- _Exercise goal_
The entries are to be returned exactly, with images left out.

***** Items *****

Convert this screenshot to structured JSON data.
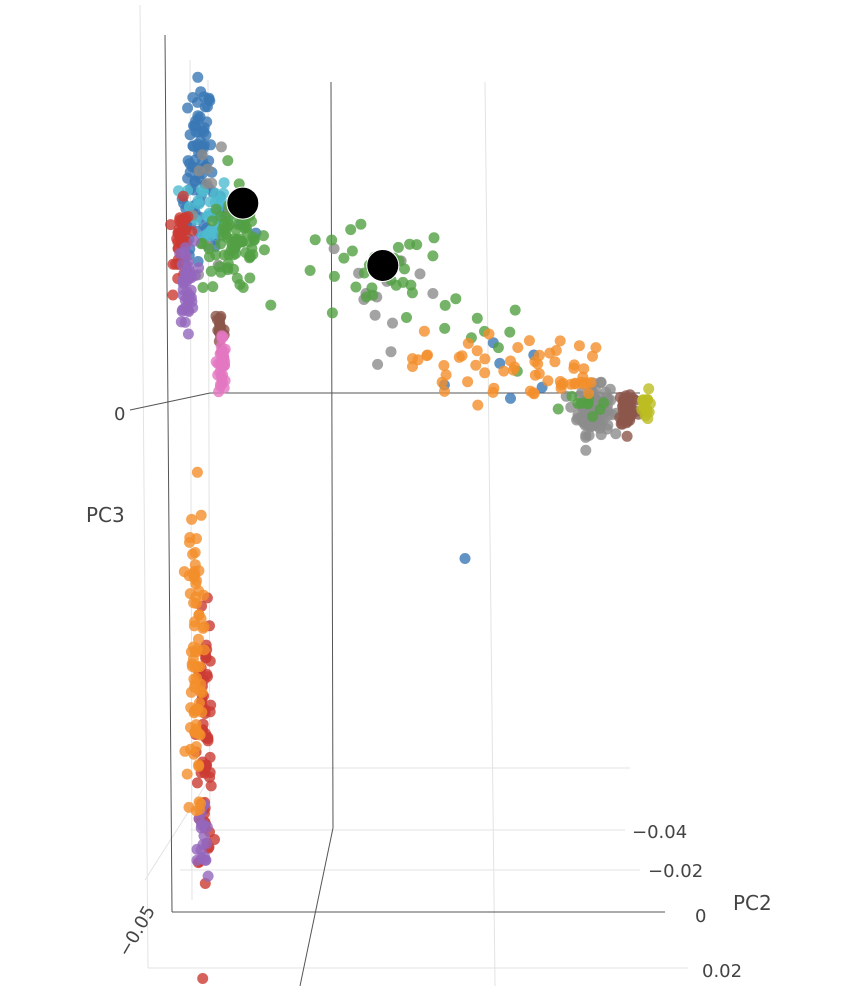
{
  "chart_data": {
    "type": "scatter",
    "subtype": "3d-scatter",
    "title": "",
    "axes": {
      "pc2": {
        "label": "PC2",
        "ticks": [
          "−0.04",
          "−0.02",
          "0",
          "0.02"
        ]
      },
      "pc3": {
        "label": "PC3",
        "ticks": [
          "0",
          "−0.05"
        ]
      }
    },
    "xlim": [
      -0.06,
      0.06
    ],
    "ylim": [
      -0.052,
      0.036
    ],
    "series": [
      {
        "name": "blue",
        "color": "#3a78b5",
        "clusters": [
          [
            -0.0525,
            0.0255,
            0.0015,
            0.004,
            70
          ],
          [
            -0.047,
            0.019,
            0.004,
            0.002,
            15
          ],
          [
            -0.056,
            0.017,
            0.0008,
            0.002,
            15
          ],
          [
            0.02,
            0.004,
            0.01,
            0.002,
            6
          ],
          [
            0.01375,
            -0.015,
            0,
            0,
            1
          ]
        ]
      },
      {
        "name": "cyan",
        "color": "#4fbcd0",
        "clusters": [
          [
            -0.051,
            0.02,
            0.003,
            0.002,
            35
          ]
        ]
      },
      {
        "name": "grey",
        "color": "#8c8c8c",
        "clusters": [
          [
            0.046,
            0.0,
            0.002,
            0.0012,
            130
          ],
          [
            -0.005,
            0.0125,
            0.008,
            0.003,
            14
          ],
          [
            -0.05,
            0.02,
            0.003,
            0.003,
            12
          ]
        ]
      },
      {
        "name": "green",
        "color": "#52a044",
        "clusters": [
          [
            -0.0438,
            0.017,
            0.004,
            0.0025,
            80
          ],
          [
            -0.01,
            0.0135,
            0.01,
            0.0025,
            30
          ],
          [
            0.015,
            0.007,
            0.008,
            0.002,
            10
          ],
          [
            0.045,
            0.001,
            0.003,
            0.001,
            10
          ]
        ]
      },
      {
        "name": "red",
        "color": "#cc3b33",
        "clusters": [
          [
            -0.057,
            0.0167,
            0.001,
            0.002,
            40
          ],
          [
            -0.05125,
            -0.0333,
            0.001,
            0.006,
            70
          ]
        ]
      },
      {
        "name": "purple",
        "color": "#9467bd",
        "clusters": [
          [
            -0.056,
            0.0126,
            0.001,
            0.0022,
            45
          ],
          [
            -0.0518,
            -0.0445,
            0.0007,
            0.0028,
            20
          ]
        ]
      },
      {
        "name": "brown",
        "color": "#8c564b",
        "clusters": [
          [
            -0.0475,
            0.0081,
            0.0006,
            0.0012,
            22
          ],
          [
            0.0545,
            0.0002,
            0.0012,
            0.001,
            45
          ]
        ]
      },
      {
        "name": "pink",
        "color": "#e377c2",
        "clusters": [
          [
            -0.047,
            0.0045,
            0.0005,
            0.0016,
            35
          ]
        ]
      },
      {
        "name": "orange",
        "color": "#f28e2b",
        "clusters": [
          [
            -0.0538,
            -0.025,
            0.001,
            0.008,
            80
          ],
          [
            0.022,
            0.0045,
            0.011,
            0.0018,
            45
          ],
          [
            0.04,
            0.003,
            0.004,
            0.0012,
            15
          ]
        ]
      },
      {
        "name": "olive",
        "color": "#bcbd22",
        "clusters": [
          [
            0.059,
            0.0,
            0.0008,
            0.001,
            15
          ]
        ]
      }
    ],
    "highlights": [
      {
        "name": "centroid-1",
        "color": "#000000",
        "x": -0.0418,
        "y": 0.0209
      },
      {
        "name": "centroid-2",
        "color": "#000000",
        "x": -0.0068,
        "y": 0.0146
      }
    ]
  }
}
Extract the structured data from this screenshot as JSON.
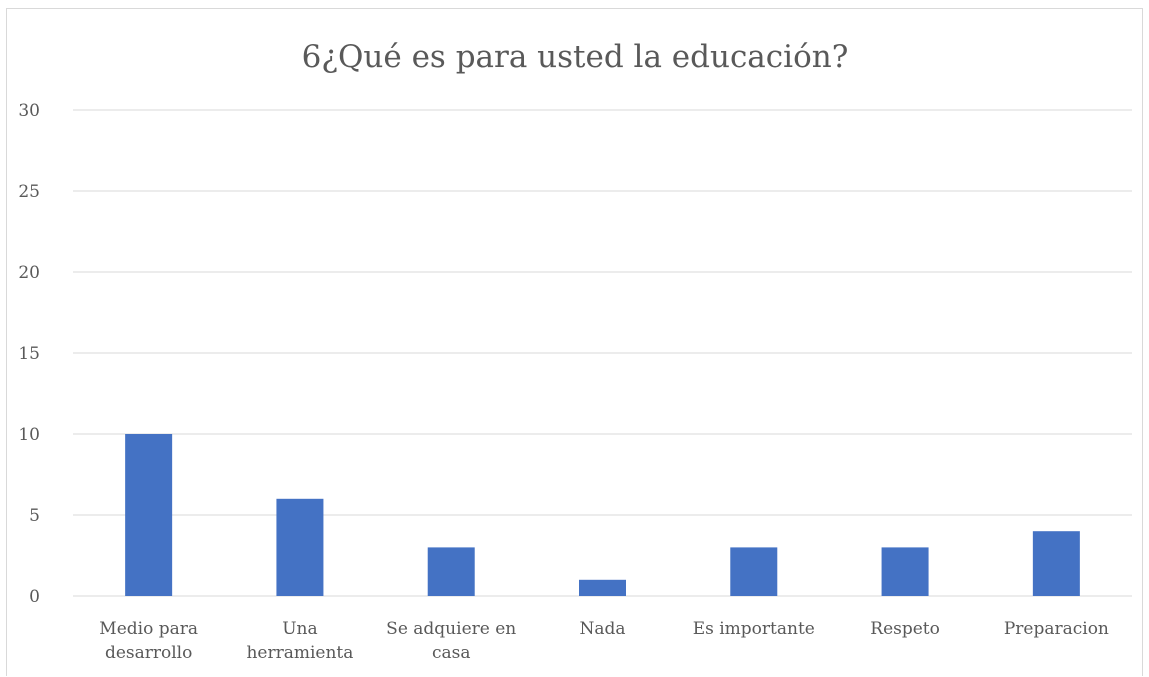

*****

- _Result of the exercise_
Convert this screenshot to structured JSON data.
{
  "chart_data": {
    "type": "scatter",
    "subtype": "3d-scatter",
    "title": "",
    "axes": {
      "pc2": {
        "label": "PC2",
        "ticks": [
          "−0.04",
          "−0.02",
          "0",
          "0.02"
        ]
      },
      "pc3": {
        "label": "PC3",
        "ticks": [
          "0",
          "−0.05"
        ]
      }
    },
    "xlim": [
      -0.06,
      0.06
    ],
    "ylim": [
      -0.052,
      0.036
    ],
    "series": [
      {
        "name": "blue",
        "color": "#3a78b5",
        "clusters": [
          [
            -0.0525,
            0.0255,
            0.0015,
            0.004,
            70
          ],
          [
            -0.047,
            0.019,
            0.004,
            0.002,
            15
          ],
          [
            -0.056,
            0.017,
            0.0008,
            0.002,
            15
          ],
          [
            0.02,
            0.004,
            0.01,
            0.002,
            6
          ],
          [
            0.01375,
            -0.015,
            0,
            0,
            1
          ]
        ]
      },
      {
        "name": "cyan",
        "color": "#4fbcd0",
        "clusters": [
          [
            -0.051,
            0.02,
            0.003,
            0.002,
            35
          ]
        ]
      },
      {
        "name": "grey",
        "color": "#8c8c8c",
        "clusters": [
          [
            0.046,
            0.0,
            0.002,
            0.0012,
            130
          ],
          [
            -0.005,
            0.0125,
            0.008,
            0.003,
            14
          ],
          [
            -0.05,
            0.02,
            0.003,
            0.003,
            12
          ]
        ]
      },
      {
        "name": "green",
        "color": "#52a044",
        "clusters": [
          [
            -0.0438,
            0.017,
            0.004,
            0.0025,
            80
          ],
          [
            -0.01,
            0.0135,
            0.01,
            0.0025,
            30
          ],
          [
            0.015,
            0.007,
            0.008,
            0.002,
            10
          ],
          [
            0.045,
            0.001,
            0.003,
            0.001,
            10
          ]
        ]
      },
      {
        "name": "red",
        "color": "#cc3b33",
        "clusters": [
          [
            -0.057,
            0.0167,
            0.001,
            0.002,
            40
          ],
          [
            -0.05125,
            -0.0333,
            0.001,
            0.006,
            70
          ]
        ]
      },
      {
        "name": "purple",
        "color": "#9467bd",
        "clusters": [
          [
            -0.056,
            0.0126,
            0.001,
            0.0022,
            45
          ],
          [
            -0.0518,
            -0.0445,
            0.0007,
            0.0028,
            20
          ]
        ]
      },
      {
        "name": "brown",
        "color": "#8c564b",
        "clusters": [
          [
            -0.0475,
            0.0081,
            0.0006,
            0.0012,
            22
          ],
          [
            0.0545,
            0.0002,
            0.0012,
            0.001,
            45
          ]
        ]
      },
      {
        "name": "pink",
        "color": "#e377c2",
        "clusters": [
          [
            -0.047,
            0.0045,
            0.0005,
            0.0016,
            35
          ]
        ]
      },
      {
        "name": "orange",
        "color": "#f28e2b",
        "clusters": [
          [
            -0.0538,
            -0.025,
            0.001,
            0.008,
            80
          ],
          [
            0.022,
            0.0045,
            0.011,
            0.0018,
            45
          ],
          [
            0.04,
            0.003,
            0.004,
            0.0012,
            15
          ]
        ]
      },
      {
        "name": "olive",
        "color": "#bcbd22",
        "clusters": [
          [
            0.059,
            0.0,
            0.0008,
            0.001,
            15
          ]
        ]
      }
    ],
    "highlights": [
      {
        "name": "centroid-1",
        "color": "#000000",
        "x": -0.0418,
        "y": 0.0209
      },
      {
        "name": "centroid-2",
        "color": "#000000",
        "x": -0.0068,
        "y": 0.0146
      }
    ]
  }
}
Extract the structured data from this screenshot as JSON.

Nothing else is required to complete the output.